### Исходный текст
┌────────

Феномен фантастики - Снегов Сеpгей Александpович 5 стр.


Уже применение во второй мировой войне массы технических новинок, приведших к гибели 50 миллионов людей на фронте и в тылу, вызвало у мыслящих людей негодование и опасение. А появление зловещего ядерного оружия, уничтожение двумя небольшими бомбами – всего около пяти тонн веса каждая – двух полумиллионных городов вызвало в мире психологический шок: восхищение перед мощью разума, создавшего такие невероятные массы убийственной энергии в крохотном объеме, и ужас от того, что эта энергия способна и дальше совершенствоваться и применяться на гибель всему человечеству либо – в лучшем случае – отдельных стран, ставших объектом нападения. А последовавшие затем аварии на атомных реакторах, катастрофа в Чернобыле, ставшие известными данные о влиянии радиоактивного заражения на жизнь и гены быстро вызвали массовую истерику у народа, форменную ненависть ко всему, что вызывает к действию скрытую ядерную энергию либо как-то связано с ней. Величайшее из технических достижений – освобождение внутриядерной энергии – внезапно стало объектом ненависти, а не восхищения. НТР недолгое время виделась сладостным ликом божества, доброжелательно открывающего сияющие пути в райское техническое блаженство. Ныне огромная часть человечества замечает лишь свирепые клыки, которые распахнули на него высшие успехи техники. Наступила парадоксальная пора. Энергетическое будущее общества заключается в использовании ослепительных возможностей широкого использования потенциальной энергии атомного ядра. А мечущееся в истерике общество стремится судорожно подавить ногами то самое, что несет ему грядущее богатство и комфорт.

И быстро отвечая новым потребностям эпохи, научная фантастика метнулась от неумеренного восхваления достижений науки и техники к столь же неумеренному осуждению их успехов. Валом повалили рассказы, повести, романы и пьесы «предупреждения». Всячески расписывались те недостатки, те провалы, те, наконец, ужасы, которые несет с собой дальнейший технический прогресс. Модой стало не восхвалять прогресс, как было еще недавно, а все свирепей, все изощренней хулить его. На апологетов будущего смотрели как на недоумков, даже желторотые писательские юнцы, только пробующие себя на бумаге и ничего важного не создавшие и даже вообще не умеющие создавать. Все их художественные усилия направлялись на то, чтобы выискать в нашей жизни – особенно грядущей, это было всего легче, ибо черт ее знает, какой она будет, эта грядущая жизнь – что-нибудь, достойное хотя бы простой ругани, а всего лучше – верх успеха – внушающее омерзение и ужас. Вот смотрите, честно предупреждаем, что нас ждет – такой был боевой клич этих творцов литературы, в большинстве так и не сотворивших ничего литературно важного. В этой среде особенно в хлынувшем потоке «книг предупреждения» твилось два имманентных недостатка, которые неизбежно должны были проявиться. И проявление их привело к нынешнему, все усиливающемуся оскуднению этого литературного направления.

Первый – чисто профессиональный, простая особенность литературного мастерства. Ужасы легче писать, чем благолепие. Крушения, муки, страдания, неудачи гораздо сильнее действуют на психику читателя чем спокойная жизнь. Попробуйте прочитать большой роман о любви, где нет житейской драмы – сплошное благополучие от первого собственного поцелуя до счастливого замужества последней внучки. Только устойчивые любители литературы дотянут до середины такой книги.

└────────

### Задание A
Пожалуйста, измените часть записей, которая начинается с первой записи и заканчивается строкой с «stat-value-right: 74 [453, 355, 471, 383]»: замените «Matches» на «Games», все остальное оставьте без изменений и выведите только эту часть.
### Задание B
Напишите продолжение текста о феномене фантастики, начиная сразу после его последнего предложения.

### Исходные данные

┌────────

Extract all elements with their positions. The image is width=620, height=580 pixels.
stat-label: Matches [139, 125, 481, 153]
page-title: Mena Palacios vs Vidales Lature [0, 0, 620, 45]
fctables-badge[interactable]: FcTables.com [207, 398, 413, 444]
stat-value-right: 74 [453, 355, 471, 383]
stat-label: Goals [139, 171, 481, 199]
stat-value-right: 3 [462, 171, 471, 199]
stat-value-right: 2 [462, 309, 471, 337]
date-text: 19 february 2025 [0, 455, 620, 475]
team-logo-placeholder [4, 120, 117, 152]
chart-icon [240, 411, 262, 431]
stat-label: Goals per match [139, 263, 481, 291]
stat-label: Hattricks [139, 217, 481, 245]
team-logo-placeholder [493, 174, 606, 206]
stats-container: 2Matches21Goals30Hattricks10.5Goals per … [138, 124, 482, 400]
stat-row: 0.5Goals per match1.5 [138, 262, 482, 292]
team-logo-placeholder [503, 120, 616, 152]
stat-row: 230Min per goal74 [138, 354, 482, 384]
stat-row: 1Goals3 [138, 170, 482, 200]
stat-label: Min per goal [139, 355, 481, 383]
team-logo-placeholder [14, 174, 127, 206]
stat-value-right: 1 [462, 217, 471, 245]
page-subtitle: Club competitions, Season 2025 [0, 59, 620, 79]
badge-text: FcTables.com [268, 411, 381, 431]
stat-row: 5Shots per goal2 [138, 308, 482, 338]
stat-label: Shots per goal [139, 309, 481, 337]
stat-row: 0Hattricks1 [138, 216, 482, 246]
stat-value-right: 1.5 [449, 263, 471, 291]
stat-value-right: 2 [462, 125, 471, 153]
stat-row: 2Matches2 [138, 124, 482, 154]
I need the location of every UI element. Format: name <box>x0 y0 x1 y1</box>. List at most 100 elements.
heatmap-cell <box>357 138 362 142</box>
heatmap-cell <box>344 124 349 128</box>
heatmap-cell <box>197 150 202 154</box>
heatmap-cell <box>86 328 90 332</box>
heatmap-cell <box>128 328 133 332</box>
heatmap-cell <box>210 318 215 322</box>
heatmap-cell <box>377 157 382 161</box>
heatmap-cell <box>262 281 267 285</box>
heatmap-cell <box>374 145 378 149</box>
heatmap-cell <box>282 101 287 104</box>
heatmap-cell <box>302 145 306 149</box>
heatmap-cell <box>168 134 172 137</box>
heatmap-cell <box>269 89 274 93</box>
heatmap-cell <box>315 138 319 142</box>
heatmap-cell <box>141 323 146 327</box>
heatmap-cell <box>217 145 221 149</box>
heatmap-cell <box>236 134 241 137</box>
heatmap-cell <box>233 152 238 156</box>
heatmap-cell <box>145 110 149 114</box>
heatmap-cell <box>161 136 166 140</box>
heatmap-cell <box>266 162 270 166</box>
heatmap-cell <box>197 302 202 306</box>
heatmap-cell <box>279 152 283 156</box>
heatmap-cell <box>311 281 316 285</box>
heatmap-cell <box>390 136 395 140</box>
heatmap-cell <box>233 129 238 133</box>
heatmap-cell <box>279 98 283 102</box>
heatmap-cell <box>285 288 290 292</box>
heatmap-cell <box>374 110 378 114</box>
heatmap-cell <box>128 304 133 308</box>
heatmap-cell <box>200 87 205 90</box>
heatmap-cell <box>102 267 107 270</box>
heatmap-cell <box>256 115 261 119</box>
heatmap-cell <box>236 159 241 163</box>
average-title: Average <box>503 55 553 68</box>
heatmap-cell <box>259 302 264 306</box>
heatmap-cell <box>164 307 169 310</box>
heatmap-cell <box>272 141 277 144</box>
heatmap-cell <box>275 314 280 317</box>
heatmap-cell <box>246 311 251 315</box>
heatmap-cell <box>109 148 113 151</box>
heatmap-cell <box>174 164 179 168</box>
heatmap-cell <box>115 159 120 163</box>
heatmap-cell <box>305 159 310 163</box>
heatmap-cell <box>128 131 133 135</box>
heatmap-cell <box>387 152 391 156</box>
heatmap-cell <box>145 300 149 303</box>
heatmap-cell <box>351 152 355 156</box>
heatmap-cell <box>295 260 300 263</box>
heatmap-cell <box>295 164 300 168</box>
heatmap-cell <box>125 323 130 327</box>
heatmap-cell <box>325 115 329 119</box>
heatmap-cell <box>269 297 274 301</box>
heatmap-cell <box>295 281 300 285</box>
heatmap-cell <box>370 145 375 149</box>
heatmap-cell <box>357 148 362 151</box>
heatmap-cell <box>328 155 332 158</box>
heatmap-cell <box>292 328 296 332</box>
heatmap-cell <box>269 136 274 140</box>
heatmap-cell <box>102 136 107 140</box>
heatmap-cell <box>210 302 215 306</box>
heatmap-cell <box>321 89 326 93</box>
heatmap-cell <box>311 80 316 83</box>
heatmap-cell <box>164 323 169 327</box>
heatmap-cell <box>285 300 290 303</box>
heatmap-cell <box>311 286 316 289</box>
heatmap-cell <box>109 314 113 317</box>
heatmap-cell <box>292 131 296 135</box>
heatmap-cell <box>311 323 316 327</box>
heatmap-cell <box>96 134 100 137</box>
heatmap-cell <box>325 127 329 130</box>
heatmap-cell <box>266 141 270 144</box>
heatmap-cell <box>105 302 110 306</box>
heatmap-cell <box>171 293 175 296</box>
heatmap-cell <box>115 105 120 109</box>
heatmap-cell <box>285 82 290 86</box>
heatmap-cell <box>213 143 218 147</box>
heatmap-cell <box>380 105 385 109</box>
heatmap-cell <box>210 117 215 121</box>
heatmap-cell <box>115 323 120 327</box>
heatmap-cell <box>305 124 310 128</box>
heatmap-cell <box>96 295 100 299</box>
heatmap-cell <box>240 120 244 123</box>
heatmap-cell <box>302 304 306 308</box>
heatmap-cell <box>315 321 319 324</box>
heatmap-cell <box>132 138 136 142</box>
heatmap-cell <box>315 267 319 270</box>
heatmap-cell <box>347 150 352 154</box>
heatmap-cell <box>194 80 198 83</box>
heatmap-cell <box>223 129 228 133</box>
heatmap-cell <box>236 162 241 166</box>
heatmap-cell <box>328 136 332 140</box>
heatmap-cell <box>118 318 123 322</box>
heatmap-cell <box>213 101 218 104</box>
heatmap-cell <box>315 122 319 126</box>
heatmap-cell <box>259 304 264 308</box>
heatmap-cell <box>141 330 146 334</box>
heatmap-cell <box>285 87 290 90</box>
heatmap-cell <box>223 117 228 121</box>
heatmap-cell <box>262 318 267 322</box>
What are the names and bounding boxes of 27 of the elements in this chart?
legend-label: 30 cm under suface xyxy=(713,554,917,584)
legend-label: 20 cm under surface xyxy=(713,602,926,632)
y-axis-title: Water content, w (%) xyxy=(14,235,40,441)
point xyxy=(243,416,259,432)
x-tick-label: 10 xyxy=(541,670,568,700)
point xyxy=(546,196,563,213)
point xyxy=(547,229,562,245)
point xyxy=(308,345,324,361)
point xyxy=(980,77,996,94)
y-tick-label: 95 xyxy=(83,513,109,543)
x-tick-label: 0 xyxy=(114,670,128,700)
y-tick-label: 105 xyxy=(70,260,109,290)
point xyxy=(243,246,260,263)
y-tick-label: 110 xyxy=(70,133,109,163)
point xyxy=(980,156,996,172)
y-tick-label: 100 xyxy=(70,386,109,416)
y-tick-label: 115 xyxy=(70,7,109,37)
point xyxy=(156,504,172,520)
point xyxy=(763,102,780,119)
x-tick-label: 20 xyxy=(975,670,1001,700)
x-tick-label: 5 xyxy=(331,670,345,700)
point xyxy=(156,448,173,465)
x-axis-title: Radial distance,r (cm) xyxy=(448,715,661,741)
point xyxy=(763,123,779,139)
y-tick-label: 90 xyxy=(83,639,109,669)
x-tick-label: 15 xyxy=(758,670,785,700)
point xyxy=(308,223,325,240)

└────────

### Ответ A
Extract all elements with their positions. The image is width=620, height=580 pixels.
stat-label: Games [139, 125, 481, 153]
page-title: Mena Palacios vs Vidales Lature [0, 0, 620, 45]
fctables-badge[interactable]: FcTables.com [207, 398, 413, 444]
stat-value-right: 74 [453, 355, 471, 383]

### Ответ B
Но если на первых же страницах страстная любовь не встречает взаимности, если на следующих страницах сплошная ревность, измены, ссоры, стычки и – особенно попытки решить жизненные передряги и недодряги ножом, пистолетом или ядом – нет, от подобной книги не оторваться, ее нужно проглотить!

Таким образом, живоописание ужасов, предупреждение о грядущих бедах не только облегчало сам писательский труд, но и гарантировало читательский успех. Эта дорога была легче любой другой, и на нее устремились чурающиеся трудных путей. Самые малоодаренные оживились, ибо малоодаренные всегда ищут путей полегче, и не потруднее. А это означало, что художественный уровень такой литературы, благодаря вторжению посредственностей, должен был неминуемо снижаться. И результатом этого могло быть только одно – снижение читательского интереса и спроса. Художественная фантастика этого направления из искусства снова превращалась в чтиво.

Вторая имманентная особенность литературы предупреждения гораздо сложней, хоть ее отрицательное действие вряд ли меньше. Как и литература восхваления НТР, она эксплуатирует успехи прогресса, но только разыскивает в них не положительные, а отрицательные черты. Следовательно, как и хвалебная научная фантастика, она неотделима от того же сюжетного антуража – великих открытий и изобретений, перемен в материальном быту, связанных с ними катаклизмов в обществе и душах людей. НТР породила множество новых сюжетов и фабул. Но количество их не безгранично. Появляются повторения и заимствования. Гроссбух тем и сюжетов в фантастике, составленный Генрихом Альтовым, уже лет пятнадцать показывал, что давно наступило насыщение всей фантастики однотипными техническими коллизиями и повторяющимися открытиями. Интерес к ним естественно падал, не только когда они восхваляли прогресс, но и когда предупреждали о грядущих бедствиях.

Фантастическая «литература предупреждения№ тоже подошла к своему закату.

Вся так называемая научная фантастика впала в затяжной кризис.

5.

Очень многие ценители фантастики с унынием утверждают, что кризис фантастики ведет к ее упадку. Я уже писал в начале этой статьи, что расцениваю разразившийся кризис как симптом неизбежного – скажу для скептиков осторожней: возможного и необходимого подъема. Фантастика как литературный жанр может, конечно, окончательно захиреть, но гораздо вероятней, что она уже стоит перед своим новым расцветом.

Причина в том, что фантастика именно жанр художественной литературы, то есть нечто, несущее в себе искусство.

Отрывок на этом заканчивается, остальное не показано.